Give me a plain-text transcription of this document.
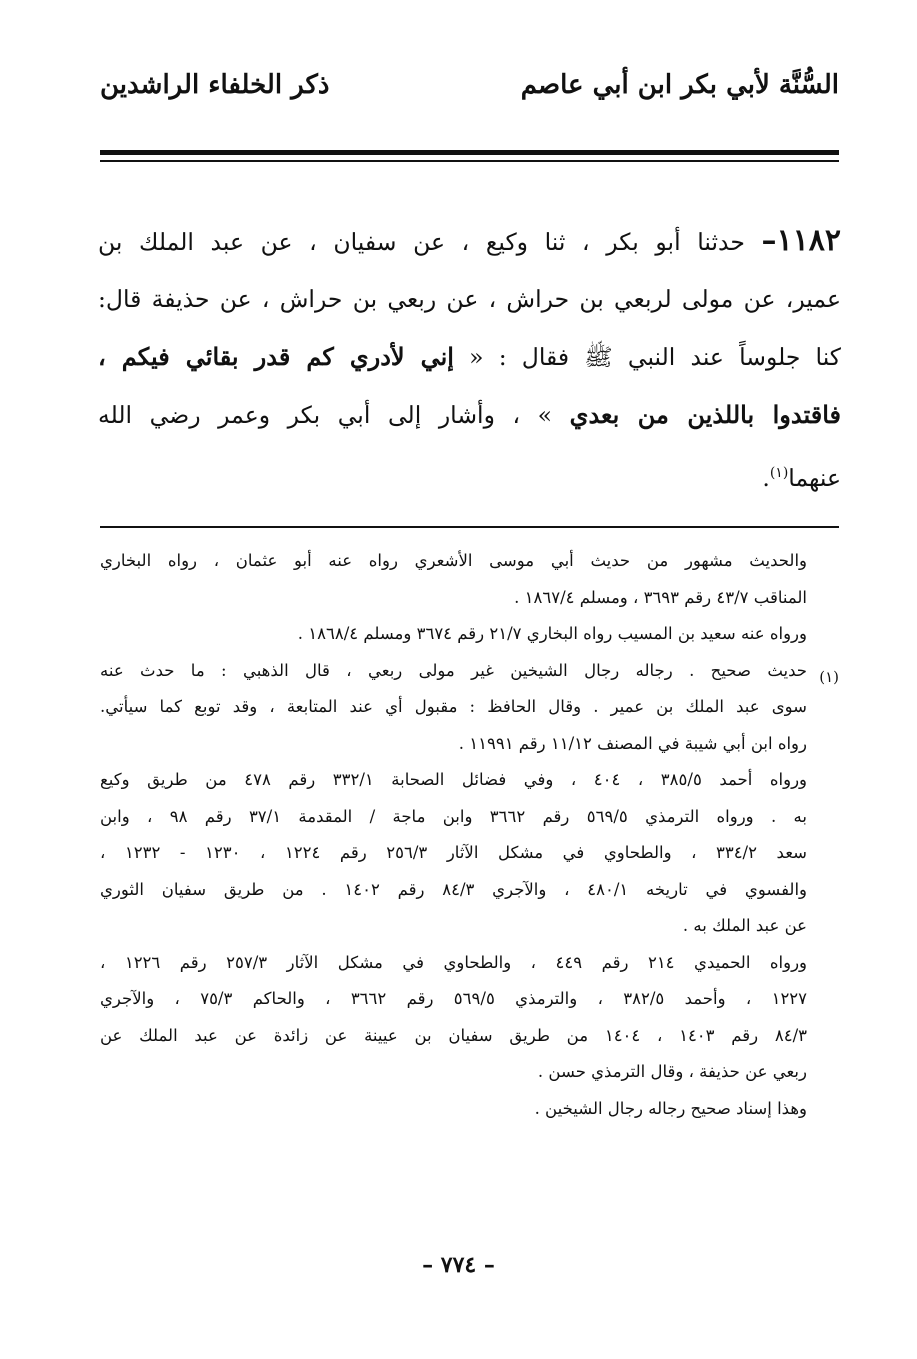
السُّنَّة لأبي بكر ابن أبي عاصم
ذكر الخلفاء الراشدين
١١٨٢– حدثنا أبو بكر ، ثنا وكيع ، عن سفيان ، عن عبد الملك بن
عمير، عن مولى لربعي بن حراش ، عن ربعي بن حراش ، عن حذيفة قال:
كنا جلوساً عند النبي ﷺ فقال : « إني لأدري كم قدر بقائي فيكم ،
فاقتدوا باللذين من بعدي » ، وأشار إلى أبي بكر وعمر رضي الله
عنهما$^{(١)}$.
(١)
والحديث مشهور من حديث أبي موسى الأشعري رواه عنه أبو عثمان ، رواه البخاري
المناقب ٤٣/٧ رقم ٣٦٩٣ ، ومسلم ١٨٦٧/٤ .
ورواه عنه سعيد بن المسيب رواه البخاري ٢١/٧ رقم ٣٦٧٤ ومسلم ١٨٦٨/٤ .
حديث صحيح . رجاله رجال الشيخين غير مولى ربعي ، قال الذهبي : ما حدث عنه
سوى عبد الملك بن عمير . وقال الحافظ : مقبول أي عند المتابعة ، وقد توبع كما سيأتي.
رواه ابن أبي شيبة في المصنف ١١/١٢ رقم ١١٩٩١ .
ورواه أحمد ٣٨٥/٥ ، ٤٠٤ ، وفي فضائل الصحابة ٣٣٢/١ رقم ٤٧٨ من طريق وكيع
به . ورواه الترمذي ٥٦٩/٥ رقم ٣٦٦٢ وابن ماجة / المقدمة ٣٧/١ رقم ٩٨ ، وابن
سعد ٣٣٤/٢ ، والطحاوي في مشكل الآثار ٢٥٦/٣ رقم ١٢٢٤ ، ١٢٣٠ - ١٢٣٢ ،
والفسوي في تاريخه ٤٨٠/١ ، والآجري ٨٤/٣ رقم ١٤٠٢ . من طريق سفيان الثوري
عن عبد الملك به .
ورواه الحميدي ٢١٤ رقم ٤٤٩ ، والطحاوي في مشكل الآثار ٢٥٧/٣ رقم ١٢٢٦ ،
١٢٢٧ ، وأحمد ٣٨٢/٥ ، والترمذي ٥٦٩/٥ رقم ٣٦٦٢ ، والحاكم ٧٥/٣ ، والآجري
٨٤/٣ رقم ١٤٠٣ ، ١٤٠٤ من طريق سفيان بن عيينة عن زائدة عن عبد الملك عن
ربعي عن حذيفة ، وقال الترمذي حسن .
وهذا إسناد صحيح رجاله رجال الشيخين .
– ٧٧٤ –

#####

## Work to do:
Repeat all of the entries word for word, but omit the pictures.

## Full response:
Give me a plain-text transcription of this document.
السُّنَّة لأبي بكر ابن أبي عاصم
ذكر الخلفاء الراشدين
١١٨٢– حدثنا أبو بكر ، ثنا وكيع ، عن سفيان ، عن عبد الملك بن
عمير، عن مولى لربعي بن حراش ، عن ربعي بن حراش ، عن حذيفة قال:
كنا جلوساً عند النبي ﷺ فقال : « إني لأدري كم قدر بقائي فيكم ،
فاقتدوا باللذين من بعدي » ، وأشار إلى أبي بكر وعمر رضي الله
عنهما$^{(١)}$.
(١)
والحديث مشهور من حديث أبي موسى الأشعري رواه عنه أبو عثمان ، رواه البخاري
المناقب ٤٣/٧ رقم ٣٦٩٣ ، ومسلم ١٨٦٧/٤ .
ورواه عنه سعيد بن المسيب رواه البخاري ٢١/٧ رقم ٣٦٧٤ ومسلم ١٨٦٨/٤ .
حديث صحيح . رجاله رجال الشيخين غير مولى ربعي ، قال الذهبي : ما حدث عنه
سوى عبد الملك بن عمير . وقال الحافظ : مقبول أي عند المتابعة ، وقد توبع كما سيأتي.
رواه ابن أبي شيبة في المصنف ١١/١٢ رقم ١١٩٩١ .
ورواه أحمد ٣٨٥/٥ ، ٤٠٤ ، وفي فضائل الصحابة ٣٣٢/١ رقم ٤٧٨ من طريق وكيع
به . ورواه الترمذي ٥٦٩/٥ رقم ٣٦٦٢ وابن ماجة / المقدمة ٣٧/١ رقم ٩٨ ، وابن
سعد ٣٣٤/٢ ، والطحاوي في مشكل الآثار ٢٥٦/٣ رقم ١٢٢٤ ، ١٢٣٠ - ١٢٣٢ ،
والفسوي في تاريخه ٤٨٠/١ ، والآجري ٨٤/٣ رقم ١٤٠٢ . من طريق سفيان الثوري
عن عبد الملك به .
ورواه الحميدي ٢١٤ رقم ٤٤٩ ، والطحاوي في مشكل الآثار ٢٥٧/٣ رقم ١٢٢٦ ،
١٢٢٧ ، وأحمد ٣٨٢/٥ ، والترمذي ٥٦٩/٥ رقم ٣٦٦٢ ، والحاكم ٧٥/٣ ، والآجري
٨٤/٣ رقم ١٤٠٣ ، ١٤٠٤ من طريق سفيان بن عيينة عن زائدة عن عبد الملك عن
ربعي عن حذيفة ، وقال الترمذي حسن .
وهذا إسناد صحيح رجاله رجال الشيخين .
– ٧٧٤ –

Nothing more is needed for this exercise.